##### TEXTO DE LEITURA #####

O que provocou a bolha?
Ainda tem muitos estudos para acontecer nesta área. Não é que a gente sabe 100% como as coisas aconteceram. Nos Estados Unidos têm muita variação regional, como o Brasil. É um país muito grande e, algumas vezes, alguns fatos econômicos que acontecem numa região do país, não necessariamente acontecem na outra. E o começo da bolha nos Estados Unidos foi assim. Algumas regiões que eram mais ricas, tiveram um crescimento econômico muito forte. Um exemplo é a Califórnia, onde a tecnologia levou ao aumento da renda das pessoas, a uma procura maior por imóveis e os preços aumentaram. Só que, depois de um primeiro momento, passou o fato inicial positivo, a renda ficou estável, mas os preços (dos imóveis) continuaram aumentando. E aí foi um mistério, de como isso aconteceu. As duas explicações mais plausíveis até o momento tem relação com fatores psicológicos.

Como assim?
O primeiro deles é quanto a questão da informação e o contágio que isso provoca. Tem áreas mais tecnológicas, como São Francisco, que cresceram primeiro e tiveram mudanças fundamentais na economia. Os preços aumentaram e cidades no interior, mais afastadas de São Francisco, também observaram esse aumento de preços. Essas cidades não tiveram o impacto tecnológico, mas com toda a informação pela televisão, de que o valor dos imóveis estava aumentando, que era o melhor momento para comprar, o valor subiu. O segundo fato é quando há uma, duas ou três regiões em que o preço começa a aumentar, começa um crescimento sustentado por alguns anos e as pessoas começam a achar que aquilo vai durar para sempre. Isso que a gente chama de expectativa irracional aconteceu nos Estados Unidos. Todas as pessoas começaram a achar que os preços dos imóveis iam aumentar 10% ao ano, todos os anos, para sempre. Mas isso não acontece. Com a facilidade de conseguir financiamento para construir a casa própria com juros anuais em torno de 5% ou 6%, compensava investir, pois se achava que o preço ia aumentar 10% e você pagava juros 6%, a diferença é o ganho. Mas ninguém lembrou que tinha um risco muito grande nesta estratégia, principalmente porque a expectativa de crescimento era irrealista.

A hipoteca é comum nos Estados Unidos para a aquisição de carros, móveis, para investimentos. Este mecanismo teve influência nesta crise?

#####

■ PROBLEMA RÁPIDO: Reproduza o trecho do texto sobre a bolha imobiliária começando em "O que provocou" e terminando em "Como assim?". Baseie-se somente no texto sobre a bolha imobiliária.

##### DADOS FORNECIDOS #####

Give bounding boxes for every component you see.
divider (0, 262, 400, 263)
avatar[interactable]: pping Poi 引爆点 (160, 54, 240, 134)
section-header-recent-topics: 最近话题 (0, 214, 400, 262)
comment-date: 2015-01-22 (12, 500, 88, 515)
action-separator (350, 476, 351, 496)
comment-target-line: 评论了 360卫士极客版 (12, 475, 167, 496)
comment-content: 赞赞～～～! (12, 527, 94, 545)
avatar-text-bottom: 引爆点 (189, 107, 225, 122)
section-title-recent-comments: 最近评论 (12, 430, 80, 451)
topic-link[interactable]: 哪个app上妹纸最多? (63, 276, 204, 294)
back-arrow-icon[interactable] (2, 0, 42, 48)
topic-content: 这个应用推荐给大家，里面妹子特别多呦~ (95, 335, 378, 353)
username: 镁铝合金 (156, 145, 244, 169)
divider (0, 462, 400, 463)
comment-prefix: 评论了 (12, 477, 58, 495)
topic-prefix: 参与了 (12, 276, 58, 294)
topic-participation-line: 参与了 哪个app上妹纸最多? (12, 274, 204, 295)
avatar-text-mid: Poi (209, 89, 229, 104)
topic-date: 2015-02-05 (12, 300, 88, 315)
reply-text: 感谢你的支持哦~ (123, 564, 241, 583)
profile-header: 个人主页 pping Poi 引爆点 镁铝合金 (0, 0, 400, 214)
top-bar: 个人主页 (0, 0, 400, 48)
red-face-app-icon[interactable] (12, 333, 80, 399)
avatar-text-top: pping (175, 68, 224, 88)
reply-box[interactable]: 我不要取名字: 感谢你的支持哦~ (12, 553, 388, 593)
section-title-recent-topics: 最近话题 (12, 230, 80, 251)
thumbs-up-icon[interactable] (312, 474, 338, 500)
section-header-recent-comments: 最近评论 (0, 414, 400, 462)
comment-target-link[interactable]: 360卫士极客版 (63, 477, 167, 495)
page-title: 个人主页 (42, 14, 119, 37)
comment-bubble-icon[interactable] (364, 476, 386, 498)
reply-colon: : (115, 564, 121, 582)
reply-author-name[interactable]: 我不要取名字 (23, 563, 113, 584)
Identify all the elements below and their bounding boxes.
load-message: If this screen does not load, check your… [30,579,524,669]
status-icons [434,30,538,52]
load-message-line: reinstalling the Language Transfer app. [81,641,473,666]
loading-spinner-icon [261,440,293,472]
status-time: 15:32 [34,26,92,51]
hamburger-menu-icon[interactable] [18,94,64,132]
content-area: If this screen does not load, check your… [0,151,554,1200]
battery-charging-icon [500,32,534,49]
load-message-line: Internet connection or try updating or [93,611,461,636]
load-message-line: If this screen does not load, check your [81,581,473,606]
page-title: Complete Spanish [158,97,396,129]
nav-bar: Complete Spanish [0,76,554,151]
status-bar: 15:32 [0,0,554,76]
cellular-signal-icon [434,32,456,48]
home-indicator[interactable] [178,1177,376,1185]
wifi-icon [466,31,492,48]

#####

■ RESPOSTA DO EXERCÍCIO:
O que provocou a bolha?
Ainda tem muitos estudos para acontecer nesta área. Não é que a gente sabe 100% como as coisas aconteceram. Nos Estados Unidos têm muita variação regional, como o Brasil. É um país muito grande e, algumas vezes, alguns fatos econômicos que acontecem numa região do país, não necessariamente acontecem na outra. E o começo da bolha nos Estados Unidos foi assim. Algumas regiões que eram mais ricas, tiveram um crescimento econômico muito forte. Um exemplo é a Califórnia, onde a tecnologia levou ao aumento da renda das pessoas, a uma procura maior por imóveis e os preços aumentaram. Só que, depois de um primeiro momento, passou o fato inicial positivo, a renda ficou estável, mas os preços (dos imóveis) continuaram aumentando. E aí foi um mistério, de como isso aconteceu. As duas explicações mais plausíveis até o momento tem relação com fatores psicológicos.

Como assim?